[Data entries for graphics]

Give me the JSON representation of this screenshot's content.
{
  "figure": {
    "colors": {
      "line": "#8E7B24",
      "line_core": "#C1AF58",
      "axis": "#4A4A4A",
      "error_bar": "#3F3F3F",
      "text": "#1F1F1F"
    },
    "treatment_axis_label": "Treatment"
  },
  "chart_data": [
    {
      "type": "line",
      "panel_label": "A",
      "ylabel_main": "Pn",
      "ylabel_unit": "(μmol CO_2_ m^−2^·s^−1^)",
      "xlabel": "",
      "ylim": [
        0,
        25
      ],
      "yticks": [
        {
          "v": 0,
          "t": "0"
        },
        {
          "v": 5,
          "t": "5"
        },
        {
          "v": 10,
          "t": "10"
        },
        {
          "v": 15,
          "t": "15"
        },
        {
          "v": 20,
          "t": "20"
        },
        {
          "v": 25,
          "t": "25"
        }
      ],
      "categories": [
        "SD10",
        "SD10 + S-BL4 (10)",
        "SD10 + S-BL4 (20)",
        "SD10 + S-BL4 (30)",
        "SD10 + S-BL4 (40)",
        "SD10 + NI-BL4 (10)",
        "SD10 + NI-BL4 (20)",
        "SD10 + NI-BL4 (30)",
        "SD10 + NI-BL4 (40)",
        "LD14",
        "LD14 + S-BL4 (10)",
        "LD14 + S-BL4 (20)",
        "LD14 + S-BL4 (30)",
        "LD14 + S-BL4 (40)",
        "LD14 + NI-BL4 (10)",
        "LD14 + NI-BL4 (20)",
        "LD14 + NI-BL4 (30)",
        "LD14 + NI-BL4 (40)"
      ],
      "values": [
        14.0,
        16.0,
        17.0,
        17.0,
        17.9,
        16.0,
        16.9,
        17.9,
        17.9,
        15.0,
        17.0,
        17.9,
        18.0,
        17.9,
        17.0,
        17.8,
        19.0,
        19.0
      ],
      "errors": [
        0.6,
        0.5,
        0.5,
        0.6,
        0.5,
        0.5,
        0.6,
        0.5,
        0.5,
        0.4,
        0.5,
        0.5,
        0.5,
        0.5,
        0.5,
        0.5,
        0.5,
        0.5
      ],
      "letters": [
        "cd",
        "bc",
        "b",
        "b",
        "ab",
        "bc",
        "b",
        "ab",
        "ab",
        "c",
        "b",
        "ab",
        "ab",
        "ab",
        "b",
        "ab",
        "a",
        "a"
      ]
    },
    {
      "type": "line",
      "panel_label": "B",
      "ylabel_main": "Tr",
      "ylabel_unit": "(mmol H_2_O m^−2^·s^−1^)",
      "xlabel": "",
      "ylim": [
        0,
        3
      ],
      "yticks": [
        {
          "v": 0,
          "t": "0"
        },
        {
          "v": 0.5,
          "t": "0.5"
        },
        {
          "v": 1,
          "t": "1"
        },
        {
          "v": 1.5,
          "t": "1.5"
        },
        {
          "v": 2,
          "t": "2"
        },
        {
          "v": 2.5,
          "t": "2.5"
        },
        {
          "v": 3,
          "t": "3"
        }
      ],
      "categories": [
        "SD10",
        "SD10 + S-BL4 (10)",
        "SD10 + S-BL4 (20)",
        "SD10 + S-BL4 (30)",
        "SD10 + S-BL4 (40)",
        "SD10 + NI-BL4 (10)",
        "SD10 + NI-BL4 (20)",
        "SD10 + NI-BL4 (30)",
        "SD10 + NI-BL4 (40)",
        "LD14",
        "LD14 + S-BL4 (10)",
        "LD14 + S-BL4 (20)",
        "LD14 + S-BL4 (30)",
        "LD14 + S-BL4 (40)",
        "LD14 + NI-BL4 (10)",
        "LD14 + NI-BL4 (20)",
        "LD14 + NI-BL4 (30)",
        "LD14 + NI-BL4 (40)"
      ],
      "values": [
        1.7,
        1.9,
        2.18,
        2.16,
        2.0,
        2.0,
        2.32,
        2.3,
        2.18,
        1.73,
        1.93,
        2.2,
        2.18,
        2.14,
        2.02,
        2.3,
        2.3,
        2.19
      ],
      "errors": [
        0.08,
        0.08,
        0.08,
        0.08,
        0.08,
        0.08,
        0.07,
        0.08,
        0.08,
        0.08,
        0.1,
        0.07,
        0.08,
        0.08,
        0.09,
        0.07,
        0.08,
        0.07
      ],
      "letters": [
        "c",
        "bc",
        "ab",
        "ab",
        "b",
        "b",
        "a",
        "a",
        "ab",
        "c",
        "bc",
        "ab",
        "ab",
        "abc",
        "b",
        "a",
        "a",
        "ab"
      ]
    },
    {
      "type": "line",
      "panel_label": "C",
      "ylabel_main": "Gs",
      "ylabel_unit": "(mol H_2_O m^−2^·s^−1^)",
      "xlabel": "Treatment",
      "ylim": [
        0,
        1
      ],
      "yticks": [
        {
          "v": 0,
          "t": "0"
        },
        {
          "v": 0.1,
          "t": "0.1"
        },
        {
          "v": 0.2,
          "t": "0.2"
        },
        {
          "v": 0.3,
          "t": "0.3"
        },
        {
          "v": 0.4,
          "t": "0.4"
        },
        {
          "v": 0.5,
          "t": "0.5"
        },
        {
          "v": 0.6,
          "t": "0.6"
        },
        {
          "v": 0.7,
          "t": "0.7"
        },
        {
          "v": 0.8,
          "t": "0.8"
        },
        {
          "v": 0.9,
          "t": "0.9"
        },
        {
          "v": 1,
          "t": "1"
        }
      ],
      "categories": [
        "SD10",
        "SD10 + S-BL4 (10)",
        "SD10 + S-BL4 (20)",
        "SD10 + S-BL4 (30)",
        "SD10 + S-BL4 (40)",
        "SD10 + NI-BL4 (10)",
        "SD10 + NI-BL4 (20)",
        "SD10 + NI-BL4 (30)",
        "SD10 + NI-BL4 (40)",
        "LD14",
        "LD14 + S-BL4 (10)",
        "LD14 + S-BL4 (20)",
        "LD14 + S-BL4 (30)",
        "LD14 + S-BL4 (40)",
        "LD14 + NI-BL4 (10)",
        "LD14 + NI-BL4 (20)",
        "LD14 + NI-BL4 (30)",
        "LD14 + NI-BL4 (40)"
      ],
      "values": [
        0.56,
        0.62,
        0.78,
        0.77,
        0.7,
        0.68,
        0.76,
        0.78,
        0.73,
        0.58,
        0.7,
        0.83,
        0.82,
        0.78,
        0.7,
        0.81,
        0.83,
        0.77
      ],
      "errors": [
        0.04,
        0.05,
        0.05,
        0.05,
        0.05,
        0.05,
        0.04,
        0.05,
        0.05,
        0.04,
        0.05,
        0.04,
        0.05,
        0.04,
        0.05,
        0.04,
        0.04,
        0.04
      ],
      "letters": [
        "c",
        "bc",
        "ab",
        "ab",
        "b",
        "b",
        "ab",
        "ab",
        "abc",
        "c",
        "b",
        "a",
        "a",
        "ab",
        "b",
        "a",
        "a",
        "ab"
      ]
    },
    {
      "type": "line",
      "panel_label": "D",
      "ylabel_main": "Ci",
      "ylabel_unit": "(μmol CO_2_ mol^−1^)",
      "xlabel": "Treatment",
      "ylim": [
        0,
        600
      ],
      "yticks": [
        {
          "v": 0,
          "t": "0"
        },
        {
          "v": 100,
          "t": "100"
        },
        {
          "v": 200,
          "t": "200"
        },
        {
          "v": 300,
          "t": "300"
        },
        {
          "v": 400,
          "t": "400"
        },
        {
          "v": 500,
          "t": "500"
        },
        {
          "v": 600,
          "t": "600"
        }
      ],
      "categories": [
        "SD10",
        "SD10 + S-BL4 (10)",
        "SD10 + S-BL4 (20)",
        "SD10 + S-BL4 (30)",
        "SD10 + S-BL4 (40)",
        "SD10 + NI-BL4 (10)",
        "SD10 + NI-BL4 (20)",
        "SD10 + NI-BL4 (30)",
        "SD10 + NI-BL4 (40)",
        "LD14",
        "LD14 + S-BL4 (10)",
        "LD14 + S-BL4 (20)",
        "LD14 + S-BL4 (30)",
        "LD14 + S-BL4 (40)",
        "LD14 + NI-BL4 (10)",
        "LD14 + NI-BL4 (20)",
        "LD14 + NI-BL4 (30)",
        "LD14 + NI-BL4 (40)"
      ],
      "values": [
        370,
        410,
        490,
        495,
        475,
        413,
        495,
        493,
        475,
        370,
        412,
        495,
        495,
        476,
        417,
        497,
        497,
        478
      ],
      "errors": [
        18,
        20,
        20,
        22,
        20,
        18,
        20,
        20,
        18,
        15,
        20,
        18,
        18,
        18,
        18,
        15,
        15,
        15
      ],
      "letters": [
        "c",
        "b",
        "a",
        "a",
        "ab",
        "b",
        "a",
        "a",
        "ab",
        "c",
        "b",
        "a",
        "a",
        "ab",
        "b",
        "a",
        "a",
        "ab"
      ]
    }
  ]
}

*Task*. Collect every line above that contains the word "μmol".

*Exercise output*.
      "ylabel_unit": "(μmol CO_2_ m^−2^·s^−1^)",
      "ylabel_unit": "(μmol CO_2_ mol^−1^)",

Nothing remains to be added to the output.